AIM — Give only the number of lines in the records that include the string "name".
--- start WORKING DATA ---
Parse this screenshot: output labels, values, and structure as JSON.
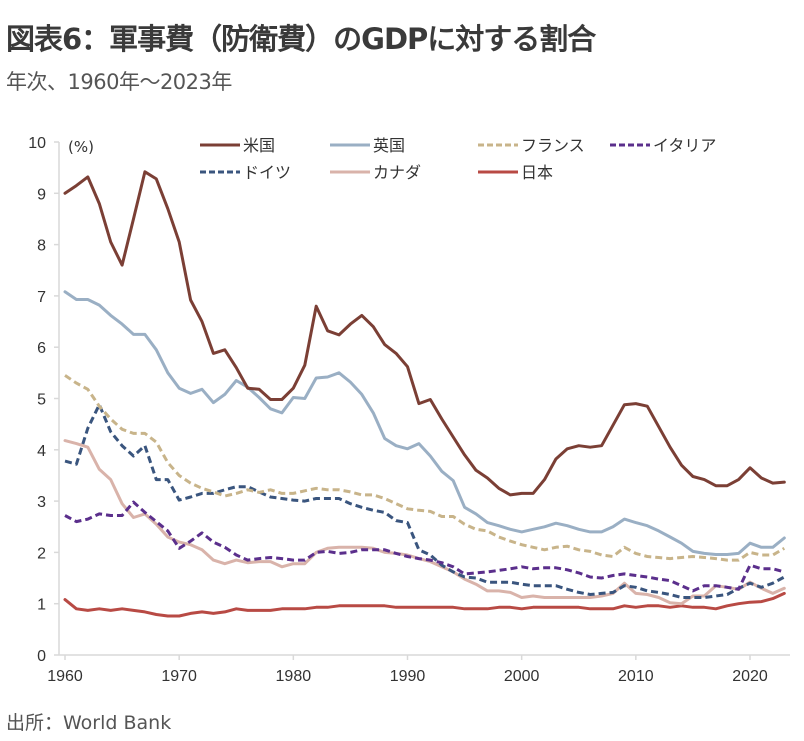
{
  "title": "図表6：軍事費（防衛費）のGDPに対する割合",
  "subtitle": "年次、1960年～2023年",
  "source": "出所：World Bank",
  "chart_data": {
    "type": "line",
    "title": "図表6：軍事費（防衛費）のGDPに対する割合",
    "subtitle": "年次、1960年～2023年",
    "xlabel": "",
    "ylabel": "(%)",
    "xlim": [
      1960,
      2023
    ],
    "ylim": [
      0,
      10
    ],
    "x_ticks": [
      1960,
      1970,
      1980,
      1990,
      2000,
      2010,
      2020
    ],
    "y_ticks": [
      0,
      1,
      2,
      3,
      4,
      5,
      6,
      7,
      8,
      9,
      10
    ],
    "grid": false,
    "legend_position": "top",
    "x": [
      1960,
      1961,
      1962,
      1963,
      1964,
      1965,
      1966,
      1967,
      1968,
      1969,
      1970,
      1971,
      1972,
      1973,
      1974,
      1975,
      1976,
      1977,
      1978,
      1979,
      1980,
      1981,
      1982,
      1983,
      1984,
      1985,
      1986,
      1987,
      1988,
      1989,
      1990,
      1991,
      1992,
      1993,
      1994,
      1995,
      1996,
      1997,
      1998,
      1999,
      2000,
      2001,
      2002,
      2003,
      2004,
      2005,
      2006,
      2007,
      2008,
      2009,
      2010,
      2011,
      2012,
      2013,
      2014,
      2015,
      2016,
      2017,
      2018,
      2019,
      2020,
      2021,
      2022,
      2023
    ],
    "series": [
      {
        "name": "米国",
        "color": "#7b3f35",
        "dashed": false,
        "values": [
          9.0,
          9.15,
          9.32,
          8.8,
          8.05,
          7.6,
          8.5,
          9.42,
          9.28,
          8.7,
          8.05,
          6.92,
          6.5,
          5.88,
          5.95,
          5.6,
          5.2,
          5.18,
          4.98,
          4.98,
          5.2,
          5.65,
          6.8,
          6.32,
          6.24,
          6.45,
          6.62,
          6.4,
          6.05,
          5.88,
          5.62,
          4.9,
          4.98,
          4.6,
          4.25,
          3.9,
          3.6,
          3.45,
          3.25,
          3.12,
          3.15,
          3.15,
          3.42,
          3.82,
          4.02,
          4.08,
          4.05,
          4.08,
          4.48,
          4.88,
          4.9,
          4.85,
          4.45,
          4.05,
          3.7,
          3.48,
          3.42,
          3.3,
          3.3,
          3.42,
          3.65,
          3.45,
          3.35,
          3.37
        ]
      },
      {
        "name": "英国",
        "color": "#9aafc4",
        "dashed": false,
        "values": [
          7.08,
          6.93,
          6.93,
          6.82,
          6.62,
          6.45,
          6.25,
          6.25,
          5.95,
          5.5,
          5.2,
          5.1,
          5.18,
          4.92,
          5.08,
          5.35,
          5.22,
          5.02,
          4.8,
          4.72,
          5.02,
          5.0,
          5.4,
          5.42,
          5.5,
          5.32,
          5.08,
          4.72,
          4.22,
          4.08,
          4.02,
          4.12,
          3.88,
          3.58,
          3.4,
          2.88,
          2.75,
          2.58,
          2.52,
          2.45,
          2.4,
          2.45,
          2.5,
          2.57,
          2.52,
          2.45,
          2.4,
          2.4,
          2.5,
          2.65,
          2.58,
          2.52,
          2.42,
          2.3,
          2.18,
          2.02,
          1.98,
          1.96,
          1.96,
          1.98,
          2.18,
          2.1,
          2.1,
          2.28
        ]
      },
      {
        "name": "フランス",
        "color": "#c8b48a",
        "dashed": true,
        "values": [
          5.45,
          5.3,
          5.18,
          4.85,
          4.6,
          4.4,
          4.32,
          4.32,
          4.15,
          3.75,
          3.5,
          3.35,
          3.25,
          3.18,
          3.1,
          3.15,
          3.22,
          3.17,
          3.22,
          3.15,
          3.15,
          3.2,
          3.25,
          3.22,
          3.22,
          3.18,
          3.12,
          3.12,
          3.05,
          2.95,
          2.85,
          2.82,
          2.8,
          2.7,
          2.7,
          2.55,
          2.45,
          2.42,
          2.3,
          2.22,
          2.15,
          2.1,
          2.05,
          2.1,
          2.12,
          2.05,
          2.02,
          1.95,
          1.92,
          2.1,
          1.98,
          1.92,
          1.9,
          1.88,
          1.9,
          1.92,
          1.9,
          1.88,
          1.85,
          1.85,
          2.0,
          1.95,
          1.95,
          2.08
        ]
      },
      {
        "name": "イタリア",
        "color": "#5b2f8c",
        "dashed": true,
        "values": [
          2.72,
          2.6,
          2.65,
          2.75,
          2.72,
          2.72,
          2.98,
          2.78,
          2.6,
          2.42,
          2.08,
          2.22,
          2.38,
          2.2,
          2.1,
          1.95,
          1.85,
          1.88,
          1.9,
          1.88,
          1.85,
          1.85,
          2.0,
          2.02,
          1.98,
          2.0,
          2.05,
          2.05,
          2.05,
          1.98,
          1.92,
          1.88,
          1.85,
          1.8,
          1.72,
          1.58,
          1.6,
          1.62,
          1.65,
          1.68,
          1.72,
          1.68,
          1.7,
          1.7,
          1.66,
          1.6,
          1.52,
          1.5,
          1.55,
          1.58,
          1.55,
          1.52,
          1.48,
          1.45,
          1.35,
          1.25,
          1.35,
          1.35,
          1.32,
          1.28,
          1.75,
          1.68,
          1.68,
          1.62
        ]
      },
      {
        "name": "ドイツ",
        "color": "#3a557e",
        "dashed": true,
        "values": [
          3.78,
          3.72,
          4.42,
          4.88,
          4.35,
          4.08,
          3.88,
          4.08,
          3.42,
          3.42,
          3.02,
          3.08,
          3.15,
          3.15,
          3.22,
          3.28,
          3.28,
          3.18,
          3.08,
          3.05,
          3.02,
          3.0,
          3.05,
          3.05,
          3.05,
          2.95,
          2.88,
          2.82,
          2.78,
          2.62,
          2.58,
          2.05,
          1.95,
          1.75,
          1.62,
          1.52,
          1.5,
          1.42,
          1.42,
          1.42,
          1.38,
          1.35,
          1.35,
          1.35,
          1.28,
          1.22,
          1.18,
          1.2,
          1.22,
          1.35,
          1.32,
          1.25,
          1.22,
          1.18,
          1.12,
          1.12,
          1.12,
          1.15,
          1.18,
          1.3,
          1.4,
          1.32,
          1.4,
          1.52
        ]
      },
      {
        "name": "カナダ",
        "color": "#d9b3aa",
        "dashed": false,
        "values": [
          4.18,
          4.12,
          4.05,
          3.62,
          3.42,
          2.95,
          2.68,
          2.75,
          2.55,
          2.3,
          2.2,
          2.15,
          2.05,
          1.85,
          1.78,
          1.85,
          1.8,
          1.82,
          1.82,
          1.72,
          1.78,
          1.78,
          2.0,
          2.08,
          2.1,
          2.1,
          2.1,
          2.08,
          2.0,
          1.98,
          1.95,
          1.88,
          1.82,
          1.72,
          1.62,
          1.48,
          1.38,
          1.25,
          1.25,
          1.22,
          1.12,
          1.15,
          1.12,
          1.12,
          1.12,
          1.12,
          1.12,
          1.15,
          1.2,
          1.4,
          1.2,
          1.18,
          1.12,
          1.02,
          1.0,
          1.15,
          1.15,
          1.35,
          1.32,
          1.28,
          1.42,
          1.3,
          1.2,
          1.3
        ]
      },
      {
        "name": "日本",
        "color": "#b84a44",
        "dashed": false,
        "values": [
          1.08,
          0.9,
          0.87,
          0.9,
          0.87,
          0.9,
          0.87,
          0.84,
          0.79,
          0.76,
          0.76,
          0.81,
          0.84,
          0.81,
          0.84,
          0.9,
          0.87,
          0.87,
          0.87,
          0.9,
          0.9,
          0.9,
          0.93,
          0.93,
          0.96,
          0.96,
          0.96,
          0.96,
          0.96,
          0.93,
          0.93,
          0.93,
          0.93,
          0.93,
          0.93,
          0.9,
          0.9,
          0.9,
          0.93,
          0.93,
          0.9,
          0.93,
          0.93,
          0.93,
          0.93,
          0.93,
          0.9,
          0.9,
          0.9,
          0.96,
          0.93,
          0.96,
          0.96,
          0.93,
          0.96,
          0.93,
          0.93,
          0.9,
          0.96,
          1.0,
          1.03,
          1.04,
          1.1,
          1.2
        ]
      }
    ],
    "legend": [
      {
        "label": "米国",
        "series": 0
      },
      {
        "label": "英国",
        "series": 1
      },
      {
        "label": "フランス",
        "series": 2
      },
      {
        "label": "イタリア",
        "series": 3
      },
      {
        "label": "ドイツ",
        "series": 4
      },
      {
        "label": "カナダ",
        "series": 5
      },
      {
        "label": "日本",
        "series": 6
      }
    ]
  }
}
--- end WORKING DATA ---
TASK OUTPUT — 7